Task statement =>
Quote the whole listing word for word. Do not include the pictures.

Dataset rows =>
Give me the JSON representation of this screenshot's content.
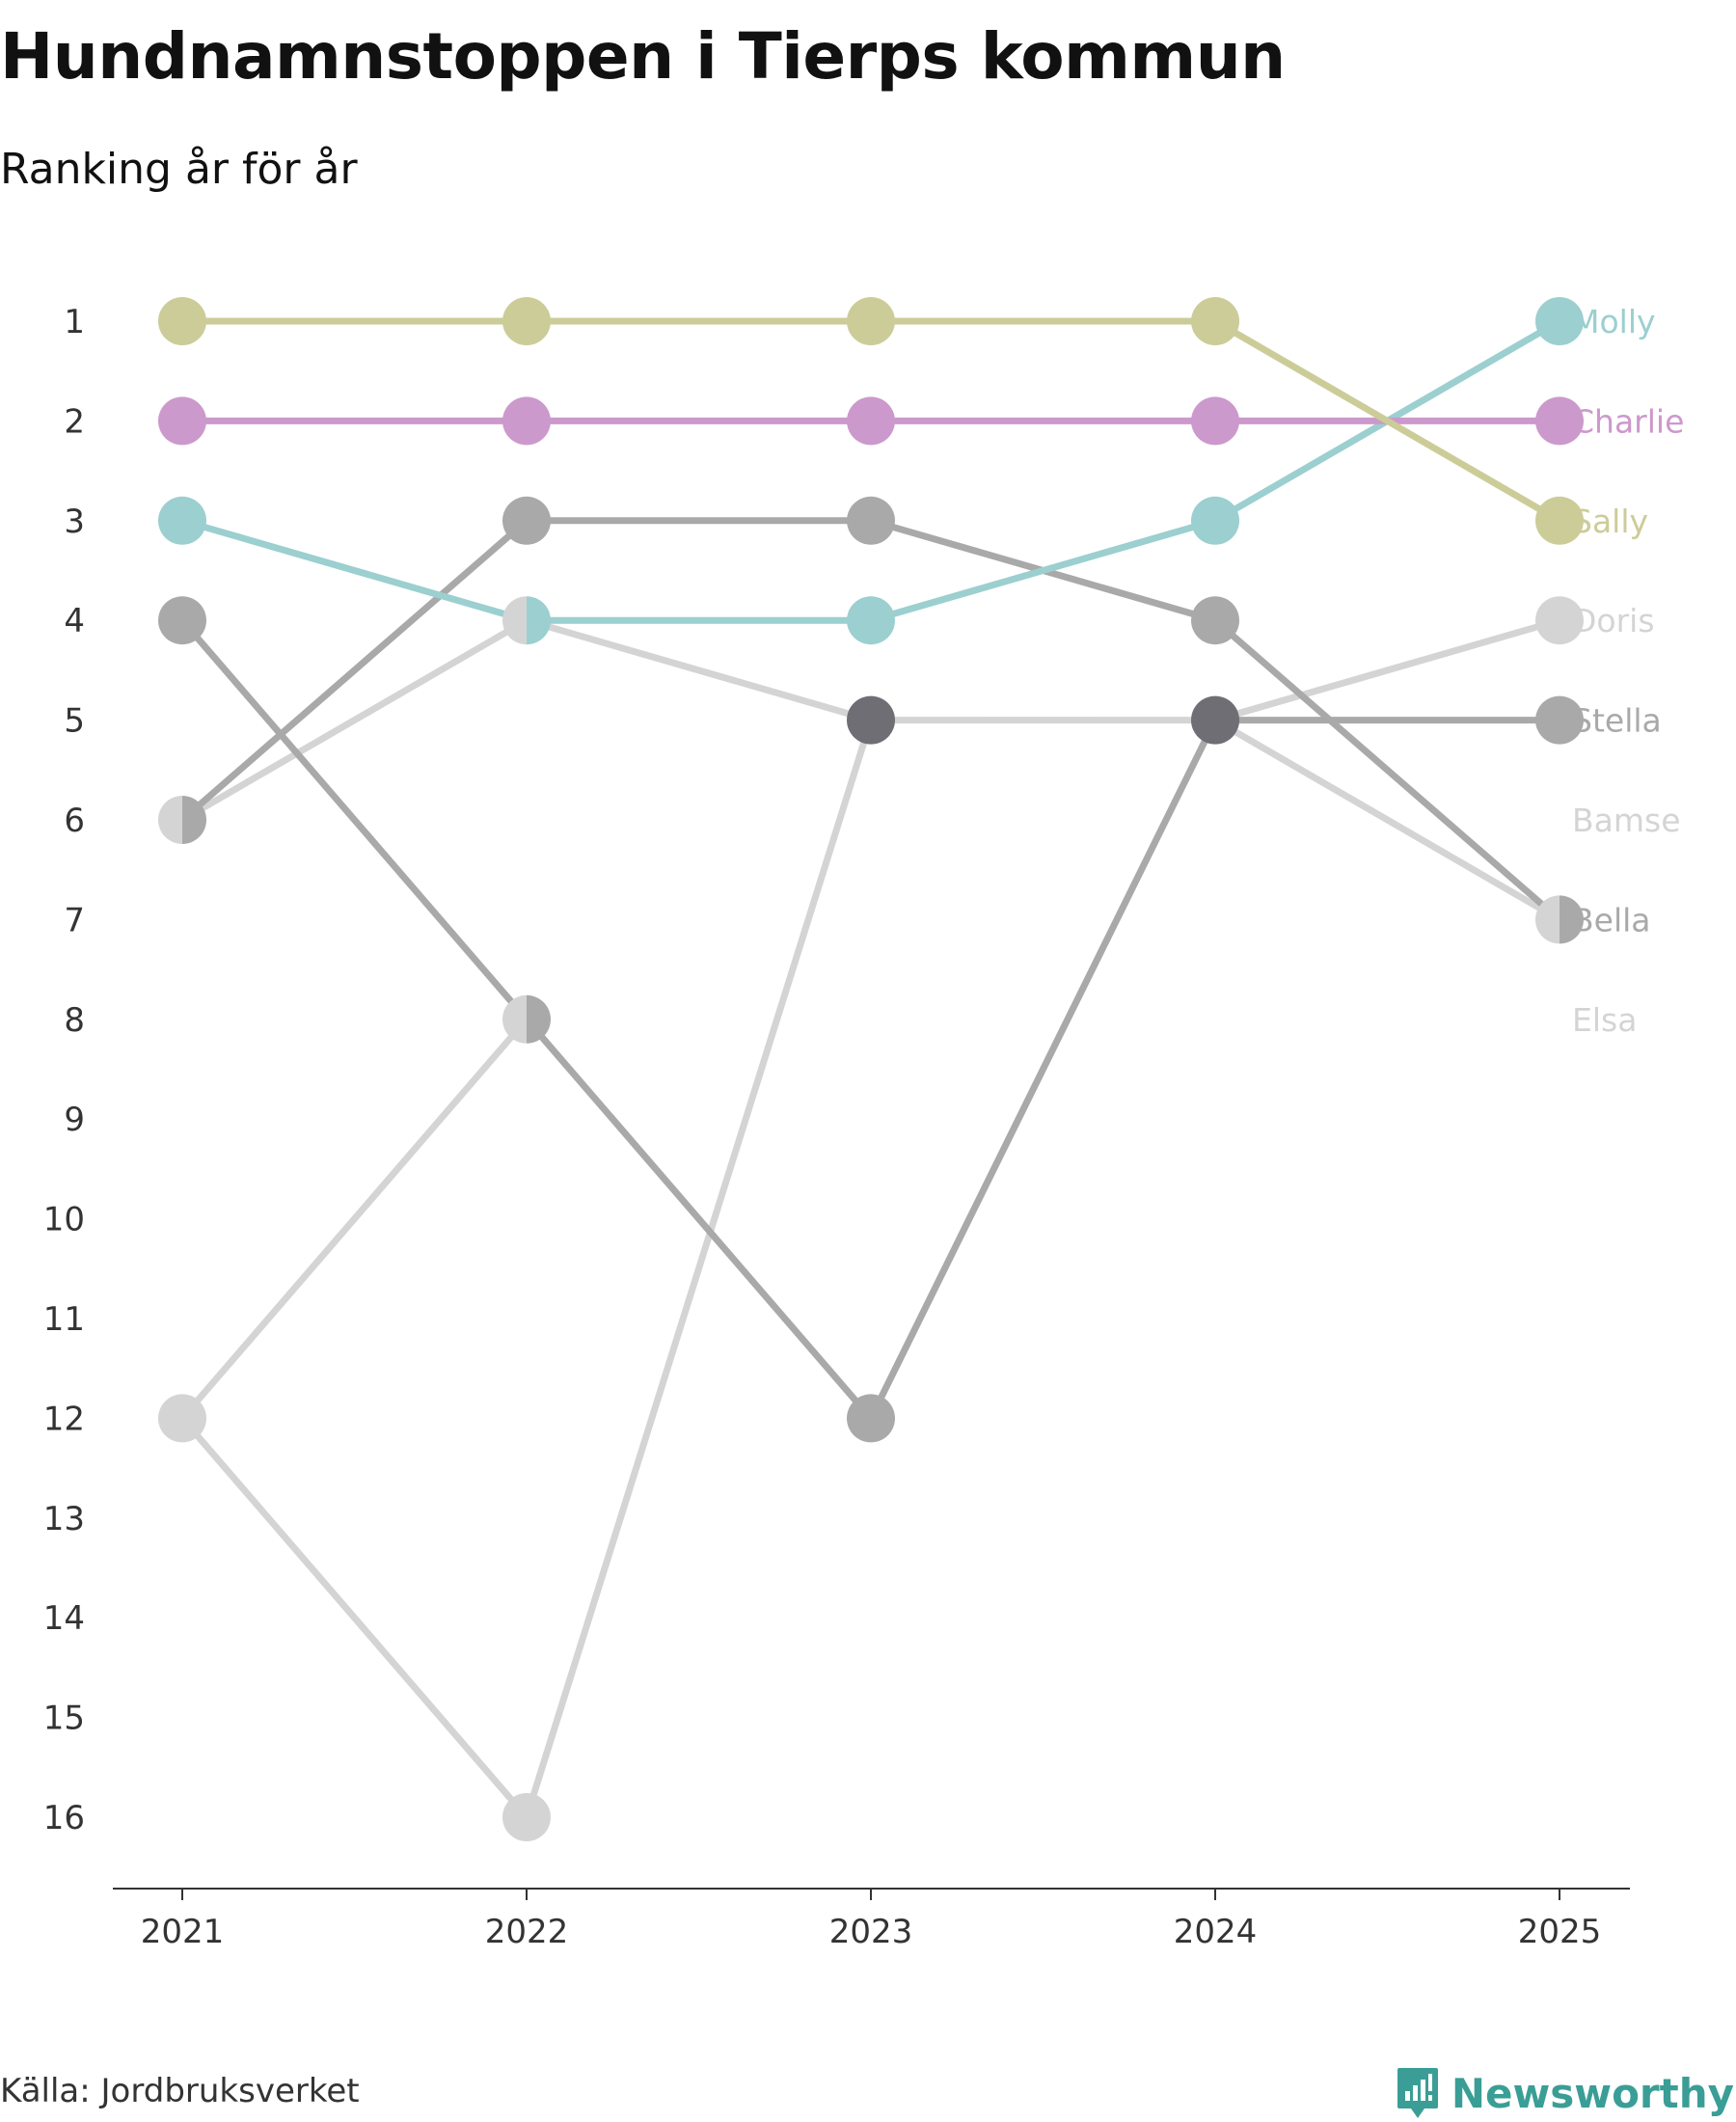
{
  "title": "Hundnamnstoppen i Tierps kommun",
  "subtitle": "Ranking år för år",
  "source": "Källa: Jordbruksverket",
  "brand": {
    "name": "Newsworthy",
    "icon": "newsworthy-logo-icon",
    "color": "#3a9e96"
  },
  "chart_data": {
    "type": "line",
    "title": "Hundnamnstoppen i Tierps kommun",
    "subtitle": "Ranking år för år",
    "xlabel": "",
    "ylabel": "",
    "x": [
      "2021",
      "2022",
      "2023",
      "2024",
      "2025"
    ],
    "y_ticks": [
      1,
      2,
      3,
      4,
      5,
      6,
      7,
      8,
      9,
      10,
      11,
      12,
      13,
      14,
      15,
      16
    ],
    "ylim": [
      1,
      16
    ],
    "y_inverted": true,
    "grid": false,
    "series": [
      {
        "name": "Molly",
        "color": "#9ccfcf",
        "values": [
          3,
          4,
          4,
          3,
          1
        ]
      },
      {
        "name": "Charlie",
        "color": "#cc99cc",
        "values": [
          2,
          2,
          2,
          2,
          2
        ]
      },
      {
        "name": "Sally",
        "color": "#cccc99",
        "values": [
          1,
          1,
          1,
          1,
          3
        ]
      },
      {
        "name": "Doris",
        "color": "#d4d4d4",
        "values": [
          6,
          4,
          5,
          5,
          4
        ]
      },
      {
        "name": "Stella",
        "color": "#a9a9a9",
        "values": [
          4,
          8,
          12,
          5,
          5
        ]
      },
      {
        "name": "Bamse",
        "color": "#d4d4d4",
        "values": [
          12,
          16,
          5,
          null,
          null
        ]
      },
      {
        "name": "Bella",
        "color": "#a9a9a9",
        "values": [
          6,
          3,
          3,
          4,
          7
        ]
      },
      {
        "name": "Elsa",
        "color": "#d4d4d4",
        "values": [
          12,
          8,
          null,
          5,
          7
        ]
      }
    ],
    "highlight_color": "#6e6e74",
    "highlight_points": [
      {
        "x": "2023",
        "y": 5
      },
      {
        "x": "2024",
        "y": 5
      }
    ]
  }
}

Written solution =>
Give me the JSON representation of this screenshot's content.
{
  "title": "Hundnamnstoppen i Tierps kommun",
  "subtitle": "Ranking år för år",
  "source": "Källa: Jordbruksverket",
  "brand": {
    "name": "Newsworthy",
    "icon": "newsworthy-logo-icon",
    "color": "#3a9e96"
  },
  "chart_data": {
    "type": "line",
    "title": "Hundnamnstoppen i Tierps kommun",
    "subtitle": "Ranking år för år",
    "xlabel": "",
    "ylabel": "",
    "x": [
      "2021",
      "2022",
      "2023",
      "2024",
      "2025"
    ],
    "y_ticks": [
      1,
      2,
      3,
      4,
      5,
      6,
      7,
      8,
      9,
      10,
      11,
      12,
      13,
      14,
      15,
      16
    ],
    "ylim": [
      1,
      16
    ],
    "y_inverted": true,
    "grid": false,
    "series": [
      {
        "name": "Molly",
        "color": "#9ccfcf",
        "values": [
          3,
          4,
          4,
          3,
          1
        ]
      },
      {
        "name": "Charlie",
        "color": "#cc99cc",
        "values": [
          2,
          2,
          2,
          2,
          2
        ]
      },
      {
        "name": "Sally",
        "color": "#cccc99",
        "values": [
          1,
          1,
          1,
          1,
          3
        ]
      },
      {
        "name": "Doris",
        "color": "#d4d4d4",
        "values": [
          6,
          4,
          5,
          5,
          4
        ]
      },
      {
        "name": "Stella",
        "color": "#a9a9a9",
        "values": [
          4,
          8,
          12,
          5,
          5
        ]
      },
      {
        "name": "Bamse",
        "color": "#d4d4d4",
        "values": [
          12,
          16,
          5,
          null,
          null
        ]
      },
      {
        "name": "Bella",
        "color": "#a9a9a9",
        "values": [
          6,
          3,
          3,
          4,
          7
        ]
      },
      {
        "name": "Elsa",
        "color": "#d4d4d4",
        "values": [
          12,
          8,
          null,
          5,
          7
        ]
      }
    ],
    "highlight_color": "#6e6e74",
    "highlight_points": [
      {
        "x": "2023",
        "y": 5
      },
      {
        "x": "2024",
        "y": 5
      }
    ]
  }
}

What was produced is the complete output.